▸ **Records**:
★ ★ ★ ★ ★ ★ ★

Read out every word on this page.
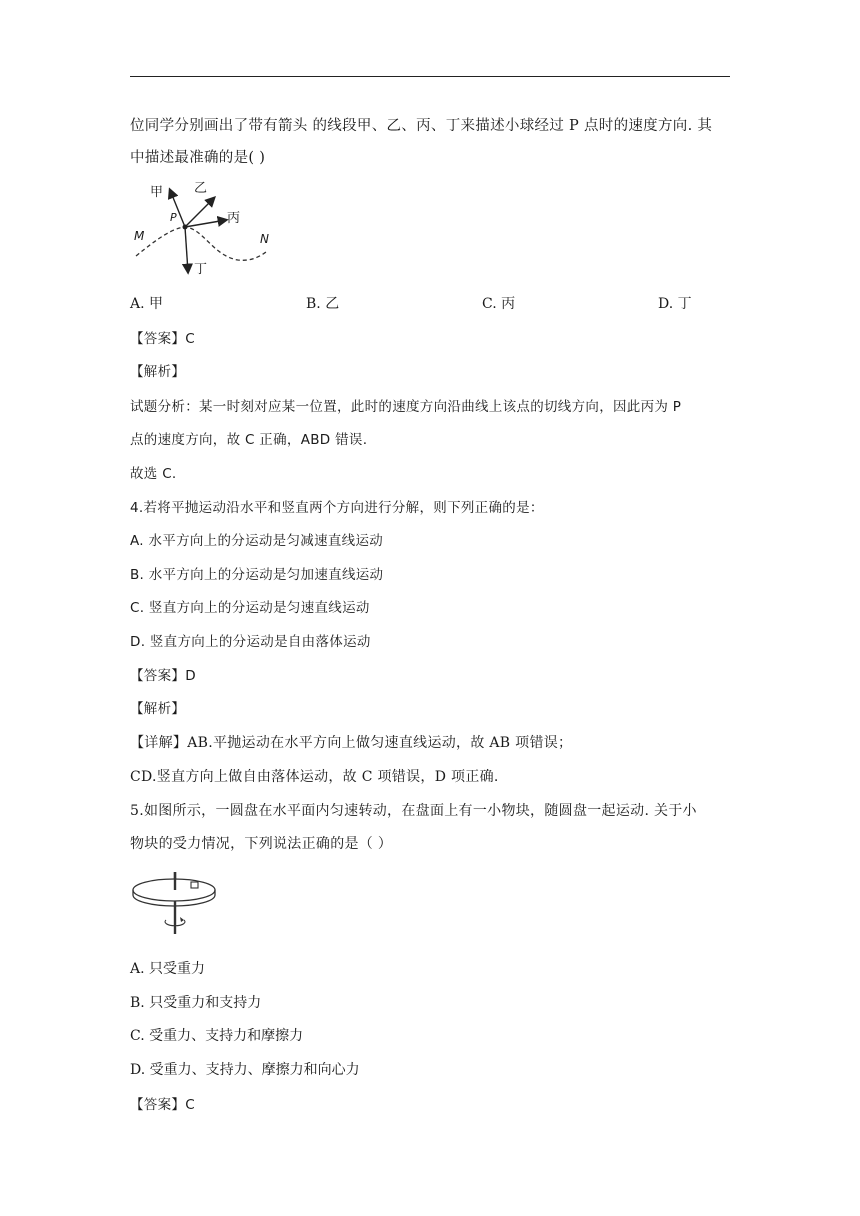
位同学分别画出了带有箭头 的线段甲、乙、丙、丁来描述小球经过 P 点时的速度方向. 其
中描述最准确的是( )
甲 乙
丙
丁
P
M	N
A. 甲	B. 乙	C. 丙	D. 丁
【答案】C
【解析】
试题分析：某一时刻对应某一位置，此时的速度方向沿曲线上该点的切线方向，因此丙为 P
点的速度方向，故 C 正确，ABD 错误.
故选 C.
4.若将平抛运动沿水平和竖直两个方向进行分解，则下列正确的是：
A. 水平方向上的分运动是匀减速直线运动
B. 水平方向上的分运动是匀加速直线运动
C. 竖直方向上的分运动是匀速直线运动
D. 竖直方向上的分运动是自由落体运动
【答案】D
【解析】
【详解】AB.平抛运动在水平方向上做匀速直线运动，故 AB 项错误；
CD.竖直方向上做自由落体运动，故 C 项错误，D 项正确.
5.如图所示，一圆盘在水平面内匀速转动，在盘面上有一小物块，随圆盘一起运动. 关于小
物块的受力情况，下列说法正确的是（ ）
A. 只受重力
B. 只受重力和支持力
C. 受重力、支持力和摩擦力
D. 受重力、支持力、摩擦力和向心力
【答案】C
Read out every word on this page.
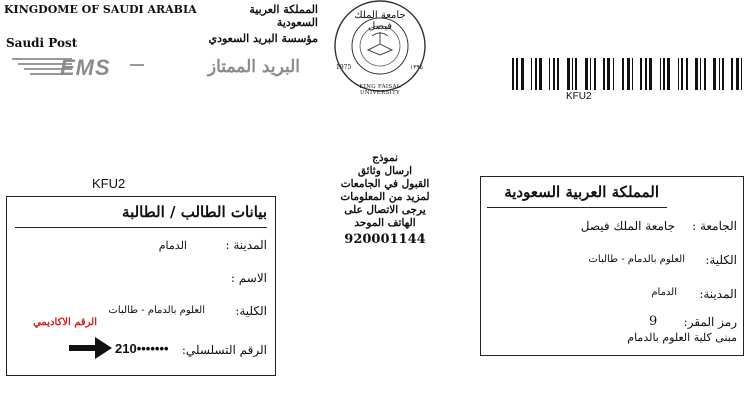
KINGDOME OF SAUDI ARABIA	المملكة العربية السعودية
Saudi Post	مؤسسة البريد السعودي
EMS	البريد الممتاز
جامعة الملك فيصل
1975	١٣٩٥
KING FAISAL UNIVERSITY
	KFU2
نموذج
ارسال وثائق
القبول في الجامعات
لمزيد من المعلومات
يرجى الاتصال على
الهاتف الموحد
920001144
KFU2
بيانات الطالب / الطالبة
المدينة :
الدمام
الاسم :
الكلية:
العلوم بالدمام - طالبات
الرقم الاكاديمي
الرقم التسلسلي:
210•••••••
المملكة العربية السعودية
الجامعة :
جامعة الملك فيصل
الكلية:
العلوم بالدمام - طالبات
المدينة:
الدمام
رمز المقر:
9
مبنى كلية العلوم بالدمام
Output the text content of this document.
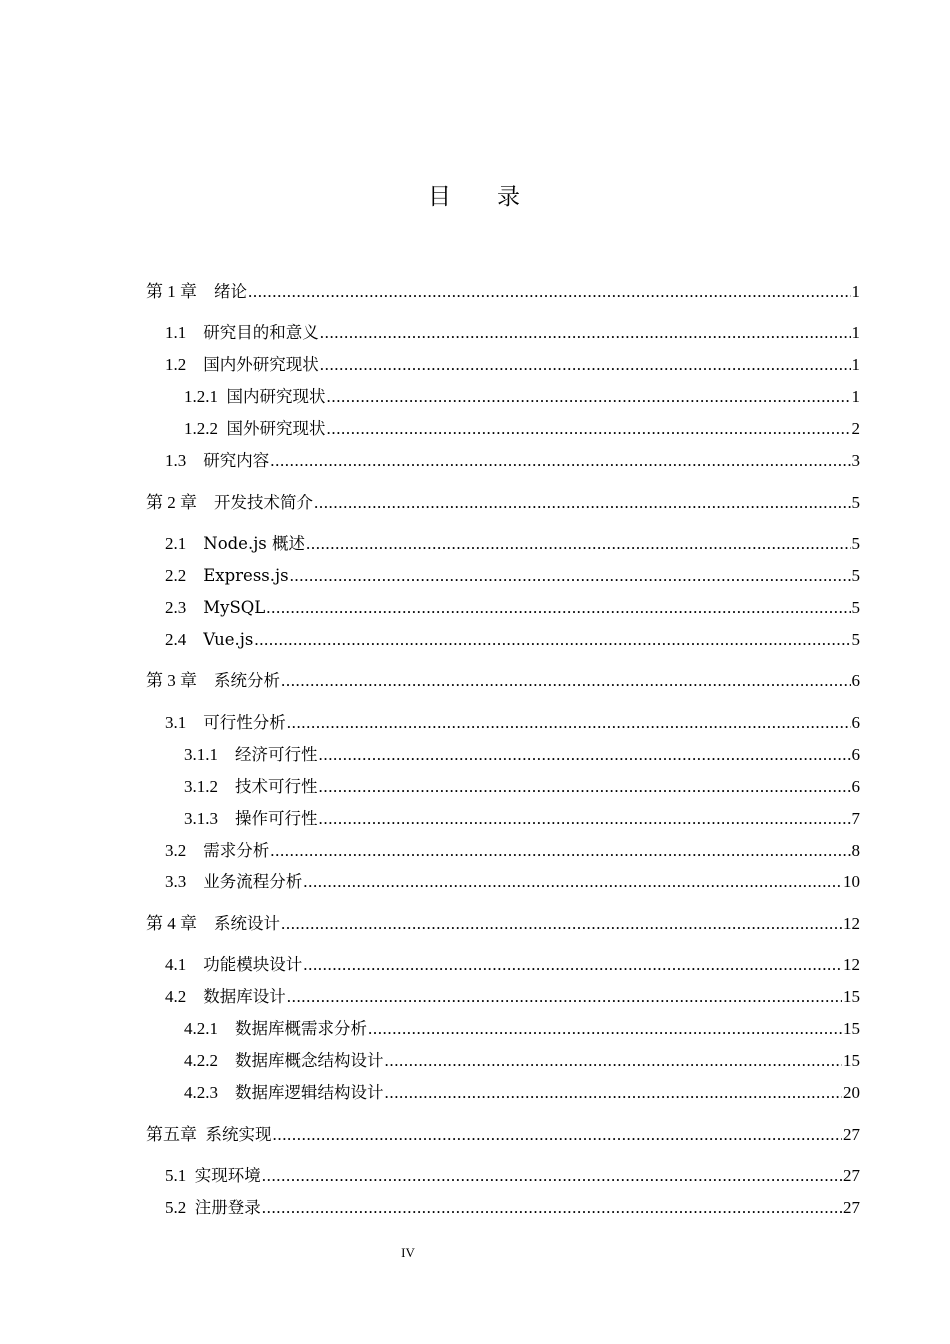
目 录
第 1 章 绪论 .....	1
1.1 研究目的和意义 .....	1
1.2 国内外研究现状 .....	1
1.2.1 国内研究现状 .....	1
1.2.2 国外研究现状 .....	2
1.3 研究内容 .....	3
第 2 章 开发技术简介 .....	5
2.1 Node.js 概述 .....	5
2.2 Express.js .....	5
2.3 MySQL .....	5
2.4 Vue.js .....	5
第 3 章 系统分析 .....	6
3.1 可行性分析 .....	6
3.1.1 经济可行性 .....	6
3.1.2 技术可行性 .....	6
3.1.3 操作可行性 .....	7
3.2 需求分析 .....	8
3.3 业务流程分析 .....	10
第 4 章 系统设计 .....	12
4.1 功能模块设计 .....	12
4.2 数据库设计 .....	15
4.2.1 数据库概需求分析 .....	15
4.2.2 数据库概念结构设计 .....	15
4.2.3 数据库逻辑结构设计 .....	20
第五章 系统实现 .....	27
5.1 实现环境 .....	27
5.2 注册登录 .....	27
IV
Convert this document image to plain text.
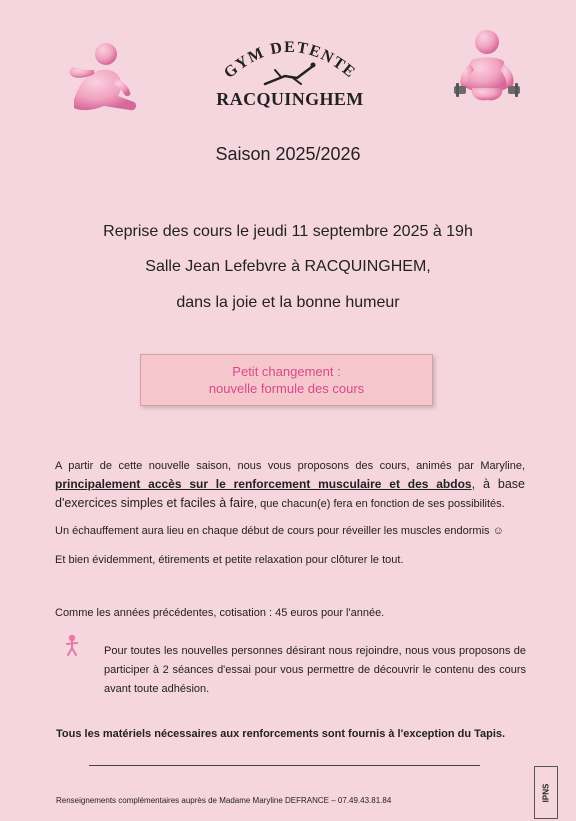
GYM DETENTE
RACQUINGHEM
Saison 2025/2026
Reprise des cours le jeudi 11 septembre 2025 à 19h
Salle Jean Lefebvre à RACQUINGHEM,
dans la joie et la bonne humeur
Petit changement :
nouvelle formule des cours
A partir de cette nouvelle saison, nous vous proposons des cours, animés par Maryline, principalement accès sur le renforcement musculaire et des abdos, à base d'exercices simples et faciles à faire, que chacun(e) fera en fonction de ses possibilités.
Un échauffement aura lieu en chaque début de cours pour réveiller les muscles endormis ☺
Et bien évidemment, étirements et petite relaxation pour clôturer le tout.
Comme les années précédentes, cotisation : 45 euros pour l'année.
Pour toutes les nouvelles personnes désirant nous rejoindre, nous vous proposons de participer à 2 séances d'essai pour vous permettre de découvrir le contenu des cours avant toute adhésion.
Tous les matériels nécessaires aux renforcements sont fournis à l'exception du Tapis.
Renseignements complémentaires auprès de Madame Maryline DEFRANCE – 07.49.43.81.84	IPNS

★ ★ ★ ★ ★ ★ ★

▸ **EXERCISE TASK**:
All the records need to be repeated exactly, with the images dropped.

▸ **WRITTEN RESPONSE**:
Read out every word on this page.
位同学分别画出了带有箭头 的线段甲、乙、丙、丁来描述小球经过 P 点时的速度方向. 其
中描述最准确的是( )
甲 乙
丙
丁
P
M	N
A. 甲	B. 乙	C. 丙	D. 丁
【答案】C
【解析】
试题分析：某一时刻对应某一位置，此时的速度方向沿曲线上该点的切线方向，因此丙为 P
点的速度方向，故 C 正确，ABD 错误.
故选 C.
4.若将平抛运动沿水平和竖直两个方向进行分解，则下列正确的是：
A. 水平方向上的分运动是匀减速直线运动
B. 水平方向上的分运动是匀加速直线运动
C. 竖直方向上的分运动是匀速直线运动
D. 竖直方向上的分运动是自由落体运动
【答案】D
【解析】
【详解】AB.平抛运动在水平方向上做匀速直线运动，故 AB 项错误；
CD.竖直方向上做自由落体运动，故 C 项错误，D 项正确.
5.如图所示，一圆盘在水平面内匀速转动，在盘面上有一小物块，随圆盘一起运动. 关于小
物块的受力情况，下列说法正确的是（ ）
A. 只受重力
B. 只受重力和支持力
C. 受重力、支持力和摩擦力
D. 受重力、支持力、摩擦力和向心力
【答案】C
Read out every word on this page.
KINGDOME OF SAUDI ARABIA	المملكة العربية السعودية
Saudi Post	مؤسسة البريد السعودي
EMS	البريد الممتاز
جامعة الملك فيصل
1975	١٣٩٥
KING FAISAL UNIVERSITY
	KFU2
نموذج
ارسال وثائق
القبول في الجامعات
لمزيد من المعلومات
يرجى الاتصال على
الهاتف الموحد
920001144
KFU2
بيانات الطالب / الطالبة
المدينة :
الدمام
الاسم :
الكلية:
العلوم بالدمام - طالبات
الرقم الاكاديمي
الرقم التسلسلي:
210•••••••
المملكة العربية السعودية
الجامعة :
جامعة الملك فيصل
الكلية:
العلوم بالدمام - طالبات
المدينة:
الدمام
رمز المقر:
9
مبنى كلية العلوم بالدمام
Output the text content of this document.
目 录
第 1 章 绪论 .....	1
1.1 研究目的和意义 .....	1
1.2 国内外研究现状 .....	1
1.2.1 国内研究现状 .....	1
1.2.2 国外研究现状 .....	2
1.3 研究内容 .....	3
第 2 章 开发技术简介 .....	5
2.1 Node.js 概述 .....	5
2.2 Express.js .....	5
2.3 MySQL .....	5
2.4 Vue.js .....	5
第 3 章 系统分析 .....	6
3.1 可行性分析 .....	6
3.1.1 经济可行性 .....	6
3.1.2 技术可行性 .....	6
3.1.3 操作可行性 .....	7
3.2 需求分析 .....	8
3.3 业务流程分析 .....	10
第 4 章 系统设计 .....	12
4.1 功能模块设计 .....	12
4.2 数据库设计 .....	15
4.2.1 数据库概需求分析 .....	15
4.2.2 数据库概念结构设计 .....	15
4.2.3 数据库逻辑结构设计 .....	20
第五章 系统实现 .....	27
5.1 实现环境 .....	27
5.2 注册登录 .....	27
IV
Convert this document image to plain text.
GYM DETENTE
RACQUINGHEM
Saison 2025/2026
Reprise des cours le jeudi 11 septembre 2025 à 19h
Salle Jean Lefebvre à RACQUINGHEM,
dans la joie et la bonne humeur
Petit changement :
nouvelle formule des cours
A partir de cette nouvelle saison, nous vous proposons des cours, animés par Maryline, principalement accès sur le renforcement musculaire et des abdos, à base d'exercices simples et faciles à faire, que chacun(e) fera en fonction de ses possibilités.
Un échauffement aura lieu en chaque début de cours pour réveiller les muscles endormis ☺
Et bien évidemment, étirements et petite relaxation pour clôturer le tout.
Comme les années précédentes, cotisation : 45 euros pour l'année.
Pour toutes les nouvelles personnes désirant nous rejoindre, nous vous proposons de participer à 2 séances d'essai pour vous permettre de découvrir le contenu des cours avant toute adhésion.
Tous les matériels nécessaires aux renforcements sont fournis à l'exception du Tapis.
Renseignements complémentaires auprès de Madame Maryline DEFRANCE – 07.49.43.81.84	IPNS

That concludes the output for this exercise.